>> BEGIN MATERIAL FOR THIS TASK

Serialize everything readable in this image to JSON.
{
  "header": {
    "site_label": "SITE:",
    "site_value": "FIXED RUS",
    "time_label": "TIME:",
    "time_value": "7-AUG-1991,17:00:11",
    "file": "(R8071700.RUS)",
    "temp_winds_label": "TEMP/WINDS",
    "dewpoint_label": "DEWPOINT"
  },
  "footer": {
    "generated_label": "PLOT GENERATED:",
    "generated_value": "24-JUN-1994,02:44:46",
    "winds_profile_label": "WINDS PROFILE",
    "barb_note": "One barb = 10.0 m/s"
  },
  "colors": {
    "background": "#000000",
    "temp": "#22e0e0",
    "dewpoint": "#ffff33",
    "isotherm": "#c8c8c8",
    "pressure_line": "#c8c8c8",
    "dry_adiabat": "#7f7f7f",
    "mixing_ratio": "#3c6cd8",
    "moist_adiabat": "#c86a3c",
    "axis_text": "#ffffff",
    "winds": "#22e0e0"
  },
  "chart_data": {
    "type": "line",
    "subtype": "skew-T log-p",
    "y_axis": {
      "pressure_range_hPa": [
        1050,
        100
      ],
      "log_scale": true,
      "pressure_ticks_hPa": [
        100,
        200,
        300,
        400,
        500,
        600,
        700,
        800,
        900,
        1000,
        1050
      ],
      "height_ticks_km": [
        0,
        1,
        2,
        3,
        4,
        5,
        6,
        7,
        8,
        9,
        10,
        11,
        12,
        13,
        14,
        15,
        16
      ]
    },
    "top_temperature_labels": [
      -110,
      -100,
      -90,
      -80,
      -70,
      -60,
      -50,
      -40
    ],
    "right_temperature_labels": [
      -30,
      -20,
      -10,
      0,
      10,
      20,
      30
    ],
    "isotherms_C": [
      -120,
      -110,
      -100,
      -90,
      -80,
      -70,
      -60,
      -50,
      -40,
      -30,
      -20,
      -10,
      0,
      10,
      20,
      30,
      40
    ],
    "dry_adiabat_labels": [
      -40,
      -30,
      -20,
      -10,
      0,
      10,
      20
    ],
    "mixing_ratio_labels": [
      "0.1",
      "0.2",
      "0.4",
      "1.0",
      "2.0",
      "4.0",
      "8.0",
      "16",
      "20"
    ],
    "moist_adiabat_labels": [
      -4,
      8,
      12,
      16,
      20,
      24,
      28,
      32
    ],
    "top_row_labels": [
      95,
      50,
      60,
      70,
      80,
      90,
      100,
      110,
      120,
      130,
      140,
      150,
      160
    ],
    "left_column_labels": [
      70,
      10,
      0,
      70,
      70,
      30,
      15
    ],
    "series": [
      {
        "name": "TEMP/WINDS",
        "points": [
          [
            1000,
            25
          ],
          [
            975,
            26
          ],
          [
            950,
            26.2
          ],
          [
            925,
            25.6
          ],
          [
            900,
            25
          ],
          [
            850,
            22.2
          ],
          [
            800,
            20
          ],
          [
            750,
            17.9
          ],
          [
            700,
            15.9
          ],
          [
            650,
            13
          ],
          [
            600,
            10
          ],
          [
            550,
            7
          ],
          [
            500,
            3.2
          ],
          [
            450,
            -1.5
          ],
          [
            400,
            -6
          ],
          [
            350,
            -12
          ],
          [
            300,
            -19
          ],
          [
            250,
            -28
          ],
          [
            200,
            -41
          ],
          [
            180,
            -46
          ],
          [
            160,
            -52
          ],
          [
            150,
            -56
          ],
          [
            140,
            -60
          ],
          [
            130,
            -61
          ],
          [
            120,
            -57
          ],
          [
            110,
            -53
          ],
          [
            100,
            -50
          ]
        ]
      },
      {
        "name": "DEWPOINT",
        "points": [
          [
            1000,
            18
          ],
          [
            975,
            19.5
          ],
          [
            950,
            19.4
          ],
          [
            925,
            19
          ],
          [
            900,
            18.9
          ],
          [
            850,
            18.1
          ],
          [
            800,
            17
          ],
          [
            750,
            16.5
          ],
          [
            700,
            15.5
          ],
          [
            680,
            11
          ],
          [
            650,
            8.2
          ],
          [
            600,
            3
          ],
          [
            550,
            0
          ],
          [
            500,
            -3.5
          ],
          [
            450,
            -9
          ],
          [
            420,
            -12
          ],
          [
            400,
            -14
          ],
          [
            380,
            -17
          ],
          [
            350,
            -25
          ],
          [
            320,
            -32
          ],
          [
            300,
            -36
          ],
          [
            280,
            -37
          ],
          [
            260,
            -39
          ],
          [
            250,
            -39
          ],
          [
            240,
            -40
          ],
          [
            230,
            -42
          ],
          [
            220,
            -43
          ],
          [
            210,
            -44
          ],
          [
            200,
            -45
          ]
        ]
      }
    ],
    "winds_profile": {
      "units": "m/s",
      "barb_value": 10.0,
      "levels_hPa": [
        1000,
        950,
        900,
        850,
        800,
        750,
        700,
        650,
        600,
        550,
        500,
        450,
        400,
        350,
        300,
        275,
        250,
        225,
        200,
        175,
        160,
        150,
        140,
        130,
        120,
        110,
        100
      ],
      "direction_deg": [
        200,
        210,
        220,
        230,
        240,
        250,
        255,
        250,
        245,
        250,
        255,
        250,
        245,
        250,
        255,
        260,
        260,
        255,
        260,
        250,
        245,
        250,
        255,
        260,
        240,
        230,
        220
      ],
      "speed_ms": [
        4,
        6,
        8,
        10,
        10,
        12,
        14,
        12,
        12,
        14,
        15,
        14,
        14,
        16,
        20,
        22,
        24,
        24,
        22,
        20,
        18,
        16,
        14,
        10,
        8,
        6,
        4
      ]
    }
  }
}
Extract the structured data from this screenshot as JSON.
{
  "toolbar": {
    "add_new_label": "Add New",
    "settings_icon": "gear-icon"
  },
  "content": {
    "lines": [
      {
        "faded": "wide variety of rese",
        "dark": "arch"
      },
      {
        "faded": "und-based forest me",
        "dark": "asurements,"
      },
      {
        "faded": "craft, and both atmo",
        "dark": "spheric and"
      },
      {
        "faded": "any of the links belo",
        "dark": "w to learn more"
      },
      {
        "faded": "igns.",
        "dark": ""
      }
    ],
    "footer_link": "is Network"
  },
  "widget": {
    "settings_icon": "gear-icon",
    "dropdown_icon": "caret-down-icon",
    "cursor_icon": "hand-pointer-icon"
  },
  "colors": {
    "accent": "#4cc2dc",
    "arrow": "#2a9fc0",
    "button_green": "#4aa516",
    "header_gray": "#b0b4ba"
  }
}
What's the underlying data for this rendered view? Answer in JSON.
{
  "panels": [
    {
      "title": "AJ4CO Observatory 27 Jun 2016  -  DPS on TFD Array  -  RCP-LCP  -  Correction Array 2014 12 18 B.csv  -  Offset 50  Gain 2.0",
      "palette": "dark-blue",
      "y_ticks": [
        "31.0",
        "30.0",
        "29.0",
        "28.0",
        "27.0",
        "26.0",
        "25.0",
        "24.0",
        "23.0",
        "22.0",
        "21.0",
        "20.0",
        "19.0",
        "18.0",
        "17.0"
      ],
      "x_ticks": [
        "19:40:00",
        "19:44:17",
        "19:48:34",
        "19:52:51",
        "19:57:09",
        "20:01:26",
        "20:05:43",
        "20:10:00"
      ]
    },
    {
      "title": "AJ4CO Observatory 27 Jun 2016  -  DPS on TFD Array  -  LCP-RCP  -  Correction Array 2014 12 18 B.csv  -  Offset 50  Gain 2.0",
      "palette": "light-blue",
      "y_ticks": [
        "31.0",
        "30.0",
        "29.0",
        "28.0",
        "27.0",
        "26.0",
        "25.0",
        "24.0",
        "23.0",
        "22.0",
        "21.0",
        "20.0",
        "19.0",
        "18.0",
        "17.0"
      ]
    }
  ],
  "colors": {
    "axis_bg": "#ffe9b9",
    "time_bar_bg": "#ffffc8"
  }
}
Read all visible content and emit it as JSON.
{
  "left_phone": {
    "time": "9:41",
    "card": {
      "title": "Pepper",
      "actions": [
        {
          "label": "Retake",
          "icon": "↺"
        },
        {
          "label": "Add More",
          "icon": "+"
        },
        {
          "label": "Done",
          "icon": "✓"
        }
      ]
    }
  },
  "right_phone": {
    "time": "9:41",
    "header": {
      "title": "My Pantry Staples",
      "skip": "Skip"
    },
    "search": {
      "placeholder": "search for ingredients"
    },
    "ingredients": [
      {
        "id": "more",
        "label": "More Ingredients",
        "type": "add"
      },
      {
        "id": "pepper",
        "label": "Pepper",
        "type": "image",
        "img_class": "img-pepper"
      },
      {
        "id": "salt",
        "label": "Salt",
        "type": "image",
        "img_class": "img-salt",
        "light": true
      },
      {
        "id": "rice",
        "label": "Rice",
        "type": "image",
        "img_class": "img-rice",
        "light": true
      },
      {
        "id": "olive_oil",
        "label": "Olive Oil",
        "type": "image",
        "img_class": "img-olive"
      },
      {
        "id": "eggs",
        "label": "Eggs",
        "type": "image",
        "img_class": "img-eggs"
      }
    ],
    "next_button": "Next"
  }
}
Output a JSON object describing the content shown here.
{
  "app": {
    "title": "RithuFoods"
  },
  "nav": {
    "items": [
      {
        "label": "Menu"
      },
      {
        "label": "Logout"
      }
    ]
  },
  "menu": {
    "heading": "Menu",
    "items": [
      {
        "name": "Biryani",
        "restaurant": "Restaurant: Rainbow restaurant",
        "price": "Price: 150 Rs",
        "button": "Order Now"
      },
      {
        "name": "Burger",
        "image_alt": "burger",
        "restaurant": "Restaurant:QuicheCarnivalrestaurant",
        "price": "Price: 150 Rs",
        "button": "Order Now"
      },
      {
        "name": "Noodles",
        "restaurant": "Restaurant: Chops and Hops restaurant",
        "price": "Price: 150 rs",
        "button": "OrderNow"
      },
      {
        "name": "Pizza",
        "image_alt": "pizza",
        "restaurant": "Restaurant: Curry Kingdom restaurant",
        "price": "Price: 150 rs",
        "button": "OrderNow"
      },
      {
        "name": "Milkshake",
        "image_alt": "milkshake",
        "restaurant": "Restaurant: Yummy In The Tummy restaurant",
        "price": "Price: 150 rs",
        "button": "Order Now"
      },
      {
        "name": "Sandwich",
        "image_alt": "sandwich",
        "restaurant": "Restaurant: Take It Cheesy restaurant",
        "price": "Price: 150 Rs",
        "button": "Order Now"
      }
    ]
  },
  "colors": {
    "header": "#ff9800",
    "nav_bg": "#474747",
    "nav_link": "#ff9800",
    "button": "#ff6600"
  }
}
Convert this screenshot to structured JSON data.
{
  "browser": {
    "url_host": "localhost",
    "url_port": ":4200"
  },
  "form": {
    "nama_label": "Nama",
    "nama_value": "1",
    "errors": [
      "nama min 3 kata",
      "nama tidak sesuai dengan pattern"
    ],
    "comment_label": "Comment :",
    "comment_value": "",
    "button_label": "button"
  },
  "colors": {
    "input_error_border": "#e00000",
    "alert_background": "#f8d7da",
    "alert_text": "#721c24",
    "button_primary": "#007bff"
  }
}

>> END MATERIAL FOR THIS TASK

PROBLEM STATEMENT: Out of the material above, select every line that holds the string "faded".

WORKED ANSWER:
        "faded": "wide variety of rese",
        "faded": "und-based forest me",
        "faded": "craft, and both atmo",
        "faded": "any of the links belo",
        "faded": "igns.",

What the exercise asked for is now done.